_Task requirements:_
Retype everything in the listing, leaving each line exactly as it is.

_Source records:_
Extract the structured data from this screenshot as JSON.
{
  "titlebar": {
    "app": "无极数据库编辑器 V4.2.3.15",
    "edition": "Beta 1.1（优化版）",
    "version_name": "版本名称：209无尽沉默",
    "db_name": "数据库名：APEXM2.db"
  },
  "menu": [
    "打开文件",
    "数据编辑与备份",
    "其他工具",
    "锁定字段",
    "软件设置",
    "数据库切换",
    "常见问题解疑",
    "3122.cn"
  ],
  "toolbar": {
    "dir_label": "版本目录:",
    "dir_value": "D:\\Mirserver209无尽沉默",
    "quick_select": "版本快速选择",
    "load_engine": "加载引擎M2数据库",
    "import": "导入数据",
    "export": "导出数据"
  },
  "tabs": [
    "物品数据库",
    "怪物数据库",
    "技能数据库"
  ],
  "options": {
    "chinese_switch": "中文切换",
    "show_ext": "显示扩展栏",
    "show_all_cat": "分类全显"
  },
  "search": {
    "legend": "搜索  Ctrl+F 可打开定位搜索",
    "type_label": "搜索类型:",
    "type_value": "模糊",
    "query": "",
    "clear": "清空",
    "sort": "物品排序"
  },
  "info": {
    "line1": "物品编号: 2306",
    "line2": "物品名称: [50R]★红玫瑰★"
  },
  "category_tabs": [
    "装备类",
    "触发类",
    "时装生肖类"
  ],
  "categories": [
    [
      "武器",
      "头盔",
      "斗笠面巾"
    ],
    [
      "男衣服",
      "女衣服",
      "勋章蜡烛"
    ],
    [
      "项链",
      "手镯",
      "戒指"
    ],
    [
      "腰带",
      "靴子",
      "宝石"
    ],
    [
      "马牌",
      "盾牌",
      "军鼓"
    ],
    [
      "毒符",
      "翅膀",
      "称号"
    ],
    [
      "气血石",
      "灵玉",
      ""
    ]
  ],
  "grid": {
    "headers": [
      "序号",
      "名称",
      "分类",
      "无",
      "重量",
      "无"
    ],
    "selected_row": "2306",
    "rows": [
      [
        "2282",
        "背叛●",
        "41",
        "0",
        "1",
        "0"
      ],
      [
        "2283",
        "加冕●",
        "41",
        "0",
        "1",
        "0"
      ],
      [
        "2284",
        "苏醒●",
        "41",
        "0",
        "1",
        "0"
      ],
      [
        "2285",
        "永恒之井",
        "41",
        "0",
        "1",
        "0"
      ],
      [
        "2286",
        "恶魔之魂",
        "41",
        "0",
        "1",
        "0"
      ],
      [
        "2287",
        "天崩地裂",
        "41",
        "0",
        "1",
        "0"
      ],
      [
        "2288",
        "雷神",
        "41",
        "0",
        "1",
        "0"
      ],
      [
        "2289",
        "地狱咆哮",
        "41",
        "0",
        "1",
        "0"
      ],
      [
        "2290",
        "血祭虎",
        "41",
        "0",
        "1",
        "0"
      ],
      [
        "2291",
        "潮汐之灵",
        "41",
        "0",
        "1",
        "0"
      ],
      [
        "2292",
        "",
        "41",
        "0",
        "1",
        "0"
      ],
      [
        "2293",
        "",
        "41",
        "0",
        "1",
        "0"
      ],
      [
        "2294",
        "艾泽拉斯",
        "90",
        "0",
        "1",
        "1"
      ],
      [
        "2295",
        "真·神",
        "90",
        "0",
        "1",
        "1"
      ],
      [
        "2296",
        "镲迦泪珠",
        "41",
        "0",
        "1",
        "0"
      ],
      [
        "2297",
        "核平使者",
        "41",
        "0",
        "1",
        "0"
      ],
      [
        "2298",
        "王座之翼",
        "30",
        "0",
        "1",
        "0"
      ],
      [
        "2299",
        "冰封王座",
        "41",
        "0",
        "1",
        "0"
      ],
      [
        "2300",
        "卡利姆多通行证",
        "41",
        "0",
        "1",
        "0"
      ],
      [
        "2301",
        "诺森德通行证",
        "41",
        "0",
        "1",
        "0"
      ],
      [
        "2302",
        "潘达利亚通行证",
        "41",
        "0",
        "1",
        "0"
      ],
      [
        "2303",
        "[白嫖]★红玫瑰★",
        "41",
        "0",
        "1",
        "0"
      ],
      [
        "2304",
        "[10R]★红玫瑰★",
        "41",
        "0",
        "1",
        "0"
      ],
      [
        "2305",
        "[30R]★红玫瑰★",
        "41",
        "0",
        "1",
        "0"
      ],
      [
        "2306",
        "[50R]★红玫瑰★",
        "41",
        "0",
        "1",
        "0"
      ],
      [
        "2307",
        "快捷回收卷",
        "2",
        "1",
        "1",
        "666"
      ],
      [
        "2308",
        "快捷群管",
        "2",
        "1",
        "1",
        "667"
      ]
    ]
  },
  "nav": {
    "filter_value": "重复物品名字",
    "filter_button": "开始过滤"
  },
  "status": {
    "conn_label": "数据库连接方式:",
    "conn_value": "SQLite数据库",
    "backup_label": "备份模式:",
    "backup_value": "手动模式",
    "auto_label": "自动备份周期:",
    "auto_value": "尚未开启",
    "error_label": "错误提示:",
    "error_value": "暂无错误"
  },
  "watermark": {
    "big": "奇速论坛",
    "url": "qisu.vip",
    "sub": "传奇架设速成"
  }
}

_Expected answer:_
Extract the structured data from this screenshot as JSON.
{
  "titlebar": {
    "app": "无极数据库编辑器 V4.2.3.15",
    "edition": "Beta 1.1（优化版）",
    "version_name": "版本名称：209无尽沉默",
    "db_name": "数据库名：APEXM2.db"
  },
  "menu": [
    "打开文件",
    "数据编辑与备份",
    "其他工具",
    "锁定字段",
    "软件设置",
    "数据库切换",
    "常见问题解疑",
    "3122.cn"
  ],
  "toolbar": {
    "dir_label": "版本目录:",
    "dir_value": "D:\\Mirserver209无尽沉默",
    "quick_select": "版本快速选择",
    "load_engine": "加载引擎M2数据库",
    "import": "导入数据",
    "export": "导出数据"
  },
  "tabs": [
    "物品数据库",
    "怪物数据库",
    "技能数据库"
  ],
  "options": {
    "chinese_switch": "中文切换",
    "show_ext": "显示扩展栏",
    "show_all_cat": "分类全显"
  },
  "search": {
    "legend": "搜索  Ctrl+F 可打开定位搜索",
    "type_label": "搜索类型:",
    "type_value": "模糊",
    "query": "",
    "clear": "清空",
    "sort": "物品排序"
  },
  "info": {
    "line1": "物品编号: 2306",
    "line2": "物品名称: [50R]★红玫瑰★"
  },
  "category_tabs": [
    "装备类",
    "触发类",
    "时装生肖类"
  ],
  "categories": [
    [
      "武器",
      "头盔",
      "斗笠面巾"
    ],
    [
      "男衣服",
      "女衣服",
      "勋章蜡烛"
    ],
    [
      "项链",
      "手镯",
      "戒指"
    ],
    [
      "腰带",
      "靴子",
      "宝石"
    ],
    [
      "马牌",
      "盾牌",
      "军鼓"
    ],
    [
      "毒符",
      "翅膀",
      "称号"
    ],
    [
      "气血石",
      "灵玉",
      ""
    ]
  ],
  "grid": {
    "headers": [
      "序号",
      "名称",
      "分类",
      "无",
      "重量",
      "无"
    ],
    "selected_row": "2306",
    "rows": [
      [
        "2282",
        "背叛●",
        "41",
        "0",
        "1",
        "0"
      ],
      [
        "2283",
        "加冕●",
        "41",
        "0",
        "1",
        "0"
      ],
      [
        "2284",
        "苏醒●",
        "41",
        "0",
        "1",
        "0"
      ],
      [
        "2285",
        "永恒之井",
        "41",
        "0",
        "1",
        "0"
      ],
      [
        "2286",
        "恶魔之魂",
        "41",
        "0",
        "1",
        "0"
      ],
      [
        "2287",
        "天崩地裂",
        "41",
        "0",
        "1",
        "0"
      ],
      [
        "2288",
        "雷神",
        "41",
        "0",
        "1",
        "0"
      ],
      [
        "2289",
        "地狱咆哮",
        "41",
        "0",
        "1",
        "0"
      ],
      [
        "2290",
        "血祭虎",
        "41",
        "0",
        "1",
        "0"
      ],
      [
        "2291",
        "潮汐之灵",
        "41",
        "0",
        "1",
        "0"
      ],
      [
        "2292",
        "",
        "41",
        "0",
        "1",
        "0"
      ],
      [
        "2293",
        "",
        "41",
        "0",
        "1",
        "0"
      ],
      [
        "2294",
        "艾泽拉斯",
        "90",
        "0",
        "1",
        "1"
      ],
      [
        "2295",
        "真·神",
        "90",
        "0",
        "1",
        "1"
      ],
      [
        "2296",
        "镲迦泪珠",
        "41",
        "0",
        "1",
        "0"
      ],
      [
        "2297",
        "核平使者",
        "41",
        "0",
        "1",
        "0"
      ],
      [
        "2298",
        "王座之翼",
        "30",
        "0",
        "1",
        "0"
      ],
      [
        "2299",
        "冰封王座",
        "41",
        "0",
        "1",
        "0"
      ],
      [
        "2300",
        "卡利姆多通行证",
        "41",
        "0",
        "1",
        "0"
      ],
      [
        "2301",
        "诺森德通行证",
        "41",
        "0",
        "1",
        "0"
      ],
      [
        "2302",
        "潘达利亚通行证",
        "41",
        "0",
        "1",
        "0"
      ],
      [
        "2303",
        "[白嫖]★红玫瑰★",
        "41",
        "0",
        "1",
        "0"
      ],
      [
        "2304",
        "[10R]★红玫瑰★",
        "41",
        "0",
        "1",
        "0"
      ],
      [
        "2305",
        "[30R]★红玫瑰★",
        "41",
        "0",
        "1",
        "0"
      ],
      [
        "2306",
        "[50R]★红玫瑰★",
        "41",
        "0",
        "1",
        "0"
      ],
      [
        "2307",
        "快捷回收卷",
        "2",
        "1",
        "1",
        "666"
      ],
      [
        "2308",
        "快捷群管",
        "2",
        "1",
        "1",
        "667"
      ]
    ]
  },
  "nav": {
    "filter_value": "重复物品名字",
    "filter_button": "开始过滤"
  },
  "status": {
    "conn_label": "数据库连接方式:",
    "conn_value": "SQLite数据库",
    "backup_label": "备份模式:",
    "backup_value": "手动模式",
    "auto_label": "自动备份周期:",
    "auto_value": "尚未开启",
    "error_label": "错误提示:",
    "error_value": "暂无错误"
  },
  "watermark": {
    "big": "奇速论坛",
    "url": "qisu.vip",
    "sub": "传奇架设速成"
  }
}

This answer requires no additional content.